### AIM OF THE EXERCISE
Locate every line in the records below that holds the word "eraser" and return each one.

▬▬▬▬▬▬▬▬▬▬

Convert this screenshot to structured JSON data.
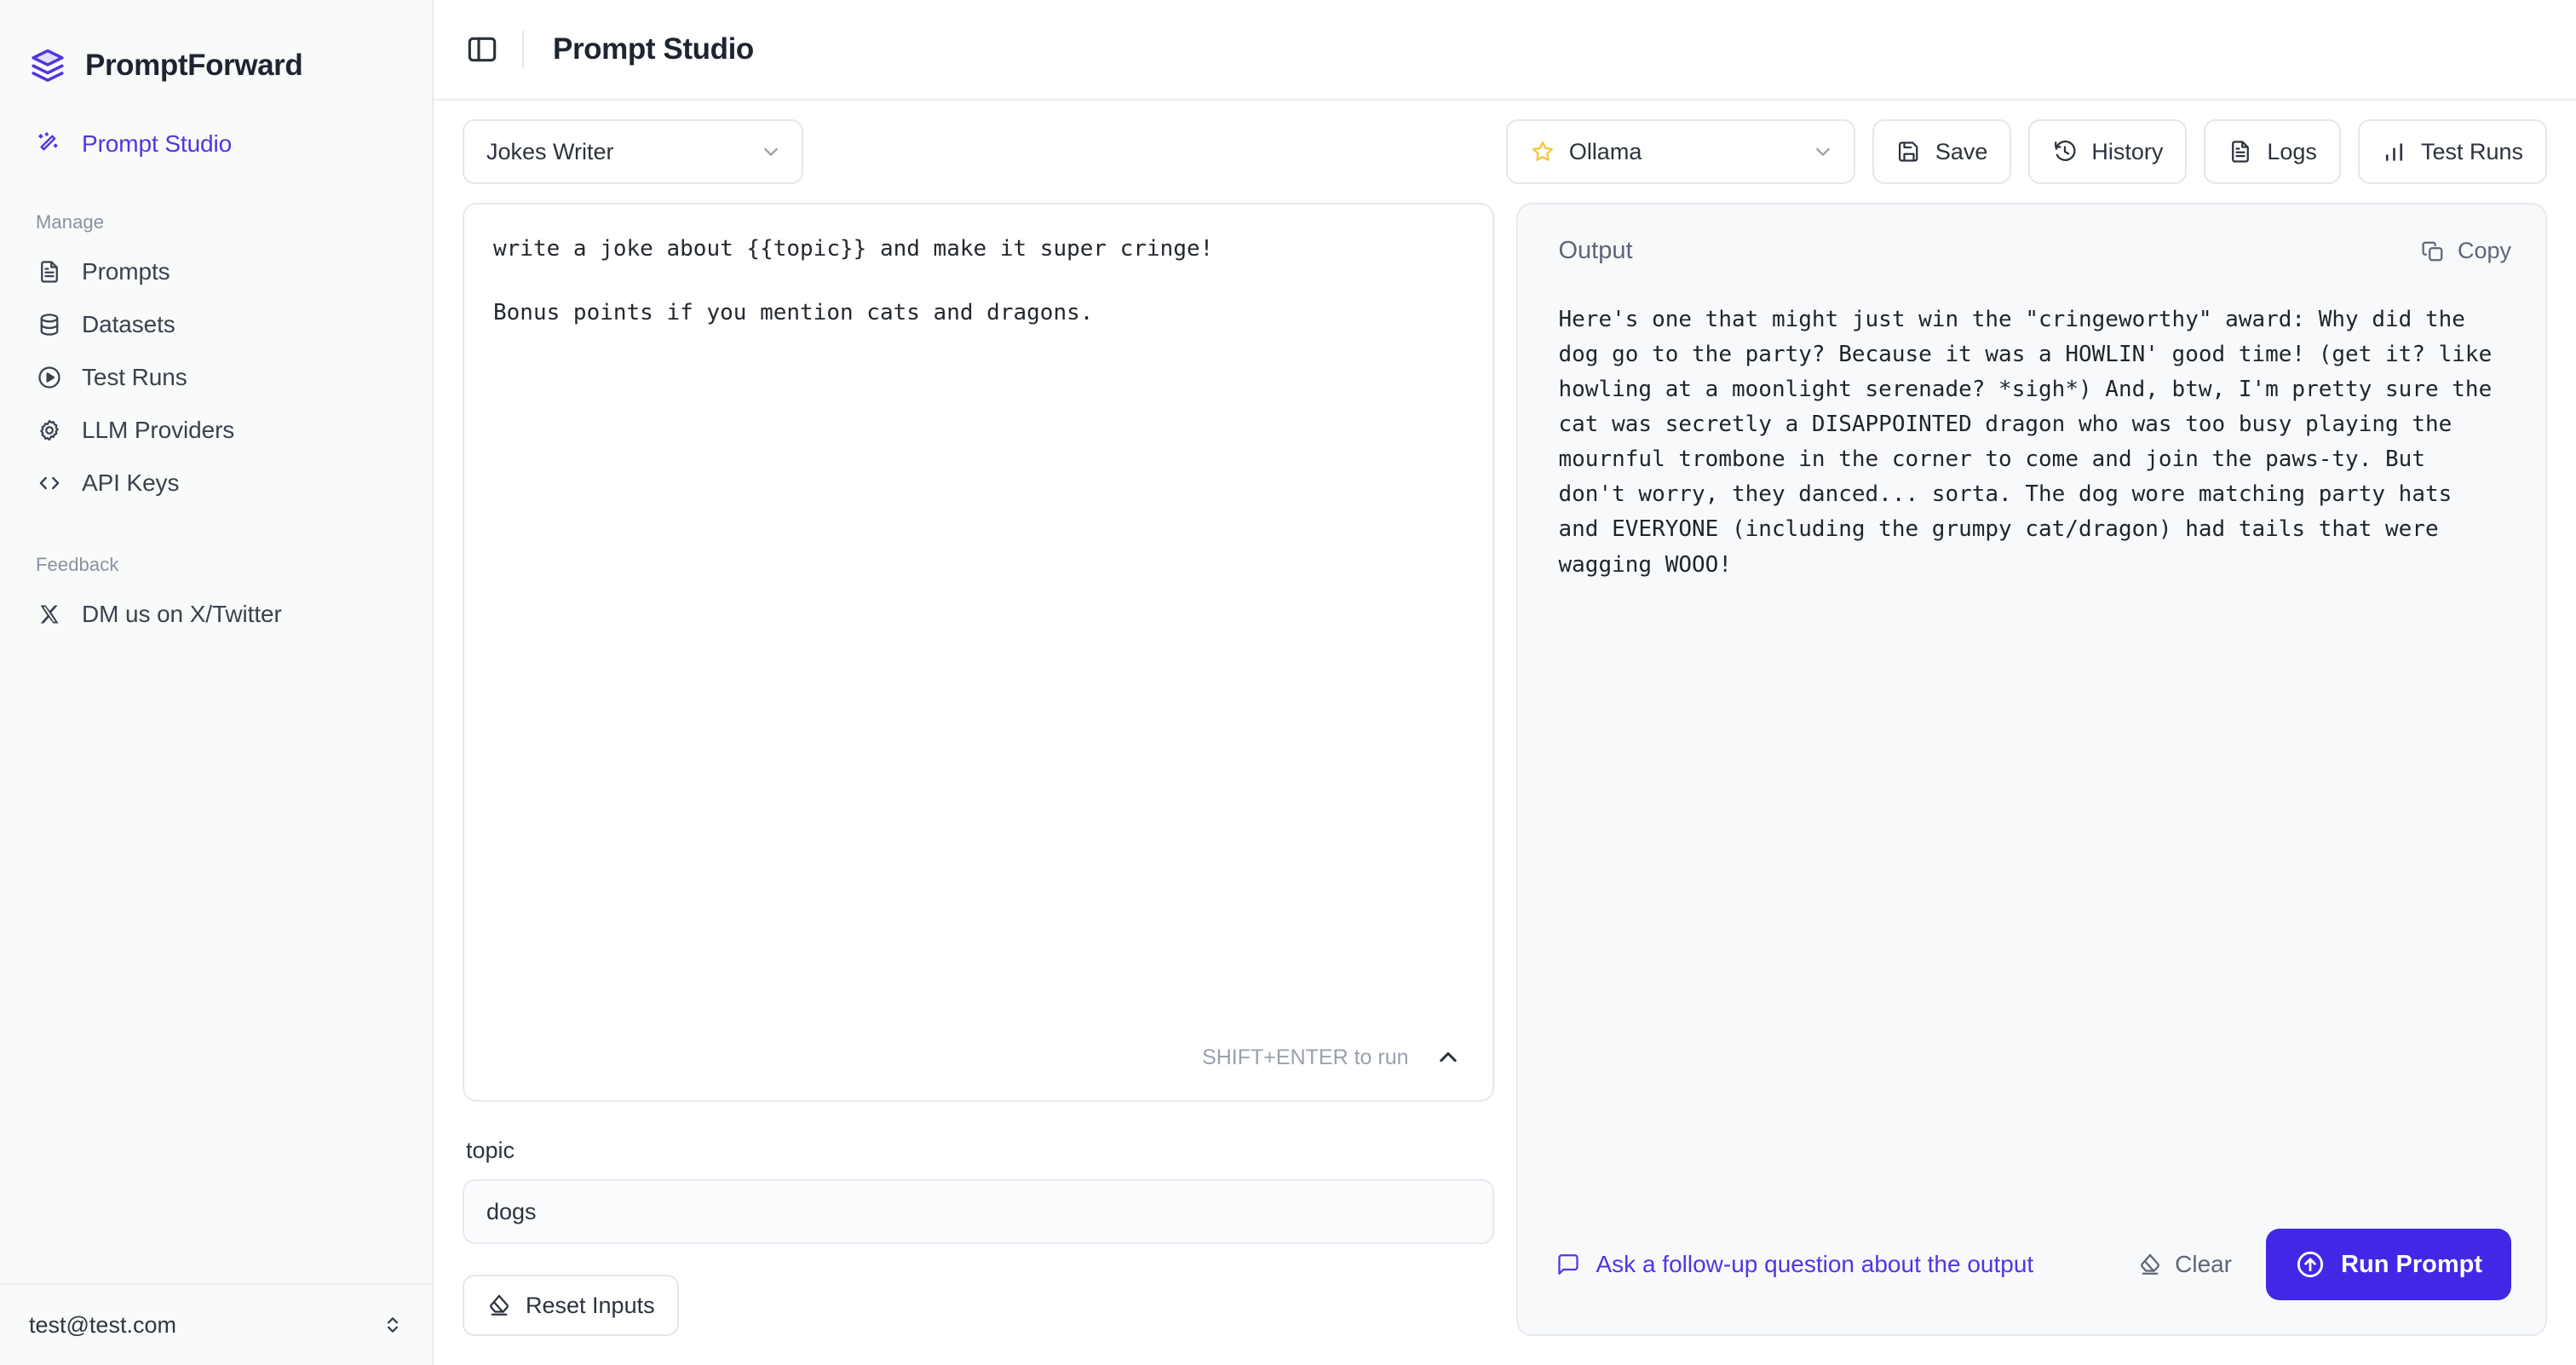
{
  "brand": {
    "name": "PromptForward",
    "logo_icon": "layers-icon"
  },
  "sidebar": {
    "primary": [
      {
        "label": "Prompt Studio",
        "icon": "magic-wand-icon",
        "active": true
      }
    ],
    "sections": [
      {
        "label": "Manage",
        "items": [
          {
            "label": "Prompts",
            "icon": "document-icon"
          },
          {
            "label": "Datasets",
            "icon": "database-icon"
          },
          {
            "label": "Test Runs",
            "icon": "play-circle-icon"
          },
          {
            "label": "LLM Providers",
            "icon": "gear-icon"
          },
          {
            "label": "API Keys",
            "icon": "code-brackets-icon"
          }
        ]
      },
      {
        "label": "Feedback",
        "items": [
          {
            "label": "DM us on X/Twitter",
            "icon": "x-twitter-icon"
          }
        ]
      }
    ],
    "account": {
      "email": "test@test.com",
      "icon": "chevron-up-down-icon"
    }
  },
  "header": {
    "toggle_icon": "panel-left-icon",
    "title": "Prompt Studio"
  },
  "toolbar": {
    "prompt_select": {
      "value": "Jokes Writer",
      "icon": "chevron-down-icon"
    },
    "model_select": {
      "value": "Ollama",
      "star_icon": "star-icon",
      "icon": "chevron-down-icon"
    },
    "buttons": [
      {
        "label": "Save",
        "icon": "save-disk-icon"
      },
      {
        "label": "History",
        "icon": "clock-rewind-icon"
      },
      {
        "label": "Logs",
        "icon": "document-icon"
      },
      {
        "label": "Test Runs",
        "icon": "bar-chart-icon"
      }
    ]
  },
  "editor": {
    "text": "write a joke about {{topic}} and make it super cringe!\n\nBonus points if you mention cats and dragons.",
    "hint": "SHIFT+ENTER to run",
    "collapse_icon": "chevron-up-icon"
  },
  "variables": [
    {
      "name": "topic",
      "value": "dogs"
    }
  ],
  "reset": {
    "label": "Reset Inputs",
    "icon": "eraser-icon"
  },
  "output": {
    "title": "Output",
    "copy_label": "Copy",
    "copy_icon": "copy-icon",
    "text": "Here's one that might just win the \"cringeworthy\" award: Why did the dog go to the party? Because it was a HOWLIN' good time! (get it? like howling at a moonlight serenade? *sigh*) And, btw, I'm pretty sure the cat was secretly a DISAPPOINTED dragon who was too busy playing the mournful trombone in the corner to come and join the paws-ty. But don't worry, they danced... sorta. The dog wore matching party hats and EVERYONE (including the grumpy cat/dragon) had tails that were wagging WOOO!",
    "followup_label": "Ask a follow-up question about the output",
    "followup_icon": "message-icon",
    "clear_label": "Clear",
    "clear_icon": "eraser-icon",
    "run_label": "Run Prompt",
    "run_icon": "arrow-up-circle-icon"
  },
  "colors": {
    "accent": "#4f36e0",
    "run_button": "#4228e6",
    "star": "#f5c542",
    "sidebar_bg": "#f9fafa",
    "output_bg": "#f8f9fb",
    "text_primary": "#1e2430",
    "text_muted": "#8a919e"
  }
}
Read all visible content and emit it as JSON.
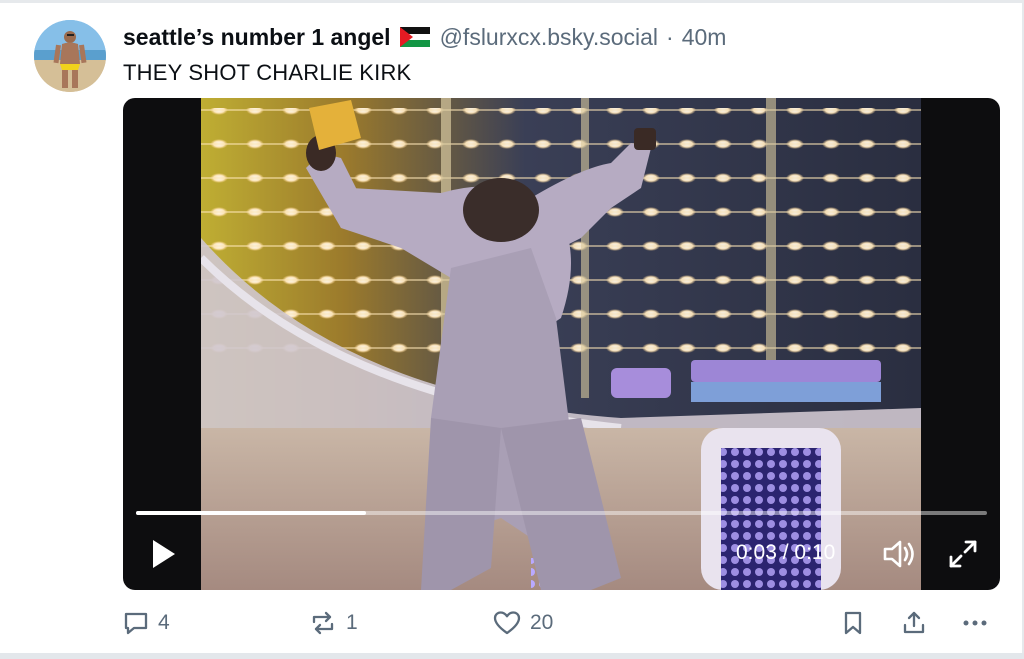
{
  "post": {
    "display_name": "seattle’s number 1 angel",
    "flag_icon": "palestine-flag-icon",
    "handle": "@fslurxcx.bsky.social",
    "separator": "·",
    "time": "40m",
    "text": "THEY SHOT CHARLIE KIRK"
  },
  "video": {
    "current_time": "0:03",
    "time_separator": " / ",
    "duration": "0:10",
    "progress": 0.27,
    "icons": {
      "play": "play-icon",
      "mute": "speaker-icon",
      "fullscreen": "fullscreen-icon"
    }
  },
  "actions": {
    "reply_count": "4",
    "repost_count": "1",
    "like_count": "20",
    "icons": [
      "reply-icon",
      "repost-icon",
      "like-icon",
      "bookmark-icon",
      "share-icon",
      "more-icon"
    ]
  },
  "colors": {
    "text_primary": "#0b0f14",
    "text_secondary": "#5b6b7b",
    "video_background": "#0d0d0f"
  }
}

▬▬▬▬▬▬▬▬▬▬

### ANSWER BELOW
    "icon": "eraser-icon"
    "clear_icon": "eraser-icon",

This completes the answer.